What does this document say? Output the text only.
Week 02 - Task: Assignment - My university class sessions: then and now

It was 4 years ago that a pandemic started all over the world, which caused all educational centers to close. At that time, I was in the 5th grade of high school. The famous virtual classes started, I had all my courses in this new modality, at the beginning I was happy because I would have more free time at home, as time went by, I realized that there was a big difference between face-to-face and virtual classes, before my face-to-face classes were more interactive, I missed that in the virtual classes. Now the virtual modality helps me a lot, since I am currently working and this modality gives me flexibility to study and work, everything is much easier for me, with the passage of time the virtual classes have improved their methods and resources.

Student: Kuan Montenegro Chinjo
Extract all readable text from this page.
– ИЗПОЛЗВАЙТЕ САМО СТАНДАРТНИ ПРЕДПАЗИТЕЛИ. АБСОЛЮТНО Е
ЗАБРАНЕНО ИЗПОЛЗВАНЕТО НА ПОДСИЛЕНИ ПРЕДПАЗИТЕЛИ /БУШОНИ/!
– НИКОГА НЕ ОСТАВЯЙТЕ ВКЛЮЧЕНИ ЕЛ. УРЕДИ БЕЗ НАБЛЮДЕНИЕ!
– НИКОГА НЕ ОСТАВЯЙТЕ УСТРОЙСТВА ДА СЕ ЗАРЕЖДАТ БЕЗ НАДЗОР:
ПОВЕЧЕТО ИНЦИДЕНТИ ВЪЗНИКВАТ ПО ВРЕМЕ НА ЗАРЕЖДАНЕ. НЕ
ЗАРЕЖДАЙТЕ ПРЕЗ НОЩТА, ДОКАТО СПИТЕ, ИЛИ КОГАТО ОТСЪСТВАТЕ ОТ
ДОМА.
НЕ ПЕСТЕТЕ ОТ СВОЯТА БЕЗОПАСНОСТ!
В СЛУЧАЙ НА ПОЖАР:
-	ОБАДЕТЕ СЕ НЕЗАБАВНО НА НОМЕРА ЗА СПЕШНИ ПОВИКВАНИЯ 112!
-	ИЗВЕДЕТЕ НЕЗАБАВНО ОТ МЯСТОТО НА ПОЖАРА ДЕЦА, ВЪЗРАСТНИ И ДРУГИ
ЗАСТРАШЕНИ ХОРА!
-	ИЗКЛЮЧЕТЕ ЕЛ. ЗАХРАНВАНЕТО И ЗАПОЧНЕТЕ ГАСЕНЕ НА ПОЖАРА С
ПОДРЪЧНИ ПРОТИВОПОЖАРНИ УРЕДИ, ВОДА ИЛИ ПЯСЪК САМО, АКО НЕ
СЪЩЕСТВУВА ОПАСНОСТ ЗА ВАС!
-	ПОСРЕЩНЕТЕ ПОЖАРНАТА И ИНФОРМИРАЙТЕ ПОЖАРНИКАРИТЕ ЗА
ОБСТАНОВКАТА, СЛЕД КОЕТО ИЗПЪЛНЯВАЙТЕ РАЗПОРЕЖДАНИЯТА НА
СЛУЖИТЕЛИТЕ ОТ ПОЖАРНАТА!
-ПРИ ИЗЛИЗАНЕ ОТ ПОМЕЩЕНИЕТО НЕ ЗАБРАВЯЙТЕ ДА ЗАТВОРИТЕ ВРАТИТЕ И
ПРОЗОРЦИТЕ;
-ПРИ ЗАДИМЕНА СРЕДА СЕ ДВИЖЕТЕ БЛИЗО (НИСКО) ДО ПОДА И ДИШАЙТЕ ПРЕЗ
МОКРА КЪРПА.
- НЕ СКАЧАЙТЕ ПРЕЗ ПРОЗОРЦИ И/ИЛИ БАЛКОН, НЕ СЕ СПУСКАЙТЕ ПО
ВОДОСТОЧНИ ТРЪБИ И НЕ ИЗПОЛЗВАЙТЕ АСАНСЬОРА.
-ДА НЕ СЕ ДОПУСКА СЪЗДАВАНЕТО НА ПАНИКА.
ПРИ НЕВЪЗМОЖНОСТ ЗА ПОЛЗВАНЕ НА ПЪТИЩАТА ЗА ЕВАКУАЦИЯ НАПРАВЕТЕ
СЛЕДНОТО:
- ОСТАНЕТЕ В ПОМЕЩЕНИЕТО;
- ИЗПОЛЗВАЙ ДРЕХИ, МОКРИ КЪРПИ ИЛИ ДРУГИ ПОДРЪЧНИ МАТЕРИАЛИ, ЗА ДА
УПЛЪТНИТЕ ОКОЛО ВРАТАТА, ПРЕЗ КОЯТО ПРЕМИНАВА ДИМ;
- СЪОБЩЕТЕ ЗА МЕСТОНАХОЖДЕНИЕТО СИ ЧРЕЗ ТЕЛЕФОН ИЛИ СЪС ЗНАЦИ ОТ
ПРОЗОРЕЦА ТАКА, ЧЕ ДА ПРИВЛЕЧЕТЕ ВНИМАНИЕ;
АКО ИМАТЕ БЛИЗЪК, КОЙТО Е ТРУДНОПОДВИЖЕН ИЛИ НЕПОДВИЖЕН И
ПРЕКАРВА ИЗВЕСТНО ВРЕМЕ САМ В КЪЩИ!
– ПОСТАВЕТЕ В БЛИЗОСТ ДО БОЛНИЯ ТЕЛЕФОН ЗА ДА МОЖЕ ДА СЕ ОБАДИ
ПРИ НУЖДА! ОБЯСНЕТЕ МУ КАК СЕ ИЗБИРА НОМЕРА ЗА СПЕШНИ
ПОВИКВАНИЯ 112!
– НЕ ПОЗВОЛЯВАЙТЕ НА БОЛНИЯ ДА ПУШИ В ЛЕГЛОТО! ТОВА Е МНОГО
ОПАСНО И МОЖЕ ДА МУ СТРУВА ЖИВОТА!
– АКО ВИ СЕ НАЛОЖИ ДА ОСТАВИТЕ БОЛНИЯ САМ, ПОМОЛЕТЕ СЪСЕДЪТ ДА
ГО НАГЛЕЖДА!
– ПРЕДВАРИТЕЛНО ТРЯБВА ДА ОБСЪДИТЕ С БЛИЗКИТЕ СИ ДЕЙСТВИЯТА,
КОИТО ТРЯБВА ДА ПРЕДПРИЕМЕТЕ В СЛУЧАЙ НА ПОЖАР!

▶ **The request**
Print the entries exactly. Include every one.

▶ **Response**
What does this document say? Output the text only.
Week 02 - Task: Assignment - My university class sessions: then and now

It was 4 years ago that a pandemic started all over the world, which caused all educational centers to close. At that time, I was in the 5th grade of high school. The famous virtual classes started, I had all my courses in this new modality, at the beginning I was happy because I would have more free time at home, as time went by, I realized that there was a big difference between face-to-face and virtual classes, before my face-to-face classes were more interactive, I missed that in the virtual classes. Now the virtual modality helps me a lot, since I am currently working and this modality gives me flexibility to study and work, everything is much easier for me, with the passage of time the virtual classes have improved their methods and resources.

Student: Kuan Montenegro Chinjo
Extract all readable text from this page.
– ИЗПОЛЗВАЙТЕ САМО СТАНДАРТНИ ПРЕДПАЗИТЕЛИ. АБСОЛЮТНО Е
ЗАБРАНЕНО ИЗПОЛЗВАНЕТО НА ПОДСИЛЕНИ ПРЕДПАЗИТЕЛИ /БУШОНИ/!
– НИКОГА НЕ ОСТАВЯЙТЕ ВКЛЮЧЕНИ ЕЛ. УРЕДИ БЕЗ НАБЛЮДЕНИЕ!
– НИКОГА НЕ ОСТАВЯЙТЕ УСТРОЙСТВА ДА СЕ ЗАРЕЖДАТ БЕЗ НАДЗОР:
ПОВЕЧЕТО ИНЦИДЕНТИ ВЪЗНИКВАТ ПО ВРЕМЕ НА ЗАРЕЖДАНЕ. НЕ
ЗАРЕЖДАЙТЕ ПРЕЗ НОЩТА, ДОКАТО СПИТЕ, ИЛИ КОГАТО ОТСЪСТВАТЕ ОТ
ДОМА.
НЕ ПЕСТЕТЕ ОТ СВОЯТА БЕЗОПАСНОСТ!
В СЛУЧАЙ НА ПОЖАР:
-	ОБАДЕТЕ СЕ НЕЗАБАВНО НА НОМЕРА ЗА СПЕШНИ ПОВИКВАНИЯ 112!
-	ИЗВЕДЕТЕ НЕЗАБАВНО ОТ МЯСТОТО НА ПОЖАРА ДЕЦА, ВЪЗРАСТНИ И ДРУГИ
ЗАСТРАШЕНИ ХОРА!
-	ИЗКЛЮЧЕТЕ ЕЛ. ЗАХРАНВАНЕТО И ЗАПОЧНЕТЕ ГАСЕНЕ НА ПОЖАРА С
ПОДРЪЧНИ ПРОТИВОПОЖАРНИ УРЕДИ, ВОДА ИЛИ ПЯСЪК САМО, АКО НЕ
СЪЩЕСТВУВА ОПАСНОСТ ЗА ВАС!
-	ПОСРЕЩНЕТЕ ПОЖАРНАТА И ИНФОРМИРАЙТЕ ПОЖАРНИКАРИТЕ ЗА
ОБСТАНОВКАТА, СЛЕД КОЕТО ИЗПЪЛНЯВАЙТЕ РАЗПОРЕЖДАНИЯТА НА
СЛУЖИТЕЛИТЕ ОТ ПОЖАРНАТА!
-ПРИ ИЗЛИЗАНЕ ОТ ПОМЕЩЕНИЕТО НЕ ЗАБРАВЯЙТЕ ДА ЗАТВОРИТЕ ВРАТИТЕ И
ПРОЗОРЦИТЕ;
-ПРИ ЗАДИМЕНА СРЕДА СЕ ДВИЖЕТЕ БЛИЗО (НИСКО) ДО ПОДА И ДИШАЙТЕ ПРЕЗ
МОКРА КЪРПА.
- НЕ СКАЧАЙТЕ ПРЕЗ ПРОЗОРЦИ И/ИЛИ БАЛКОН, НЕ СЕ СПУСКАЙТЕ ПО
ВОДОСТОЧНИ ТРЪБИ И НЕ ИЗПОЛЗВАЙТЕ АСАНСЬОРА.
-ДА НЕ СЕ ДОПУСКА СЪЗДАВАНЕТО НА ПАНИКА.
ПРИ НЕВЪЗМОЖНОСТ ЗА ПОЛЗВАНЕ НА ПЪТИЩАТА ЗА ЕВАКУАЦИЯ НАПРАВЕТЕ
СЛЕДНОТО:
- ОСТАНЕТЕ В ПОМЕЩЕНИЕТО;
- ИЗПОЛЗВАЙ ДРЕХИ, МОКРИ КЪРПИ ИЛИ ДРУГИ ПОДРЪЧНИ МАТЕРИАЛИ, ЗА ДА
УПЛЪТНИТЕ ОКОЛО ВРАТАТА, ПРЕЗ КОЯТО ПРЕМИНАВА ДИМ;
- СЪОБЩЕТЕ ЗА МЕСТОНАХОЖДЕНИЕТО СИ ЧРЕЗ ТЕЛЕФОН ИЛИ СЪС ЗНАЦИ ОТ
ПРОЗОРЕЦА ТАКА, ЧЕ ДА ПРИВЛЕЧЕТЕ ВНИМАНИЕ;
АКО ИМАТЕ БЛИЗЪК, КОЙТО Е ТРУДНОПОДВИЖЕН ИЛИ НЕПОДВИЖЕН И
ПРЕКАРВА ИЗВЕСТНО ВРЕМЕ САМ В КЪЩИ!
– ПОСТАВЕТЕ В БЛИЗОСТ ДО БОЛНИЯ ТЕЛЕФОН ЗА ДА МОЖЕ ДА СЕ ОБАДИ
ПРИ НУЖДА! ОБЯСНЕТЕ МУ КАК СЕ ИЗБИРА НОМЕРА ЗА СПЕШНИ
ПОВИКВАНИЯ 112!
– НЕ ПОЗВОЛЯВАЙТЕ НА БОЛНИЯ ДА ПУШИ В ЛЕГЛОТО! ТОВА Е МНОГО
ОПАСНО И МОЖЕ ДА МУ СТРУВА ЖИВОТА!
– АКО ВИ СЕ НАЛОЖИ ДА ОСТАВИТЕ БОЛНИЯ САМ, ПОМОЛЕТЕ СЪСЕДЪТ ДА
ГО НАГЛЕЖДА!
– ПРЕДВАРИТЕЛНО ТРЯБВА ДА ОБСЪДИТЕ С БЛИЗКИТЕ СИ ДЕЙСТВИЯТА,
КОИТО ТРЯБВА ДА ПРЕДПРИЕМЕТЕ В СЛУЧАЙ НА ПОЖАР!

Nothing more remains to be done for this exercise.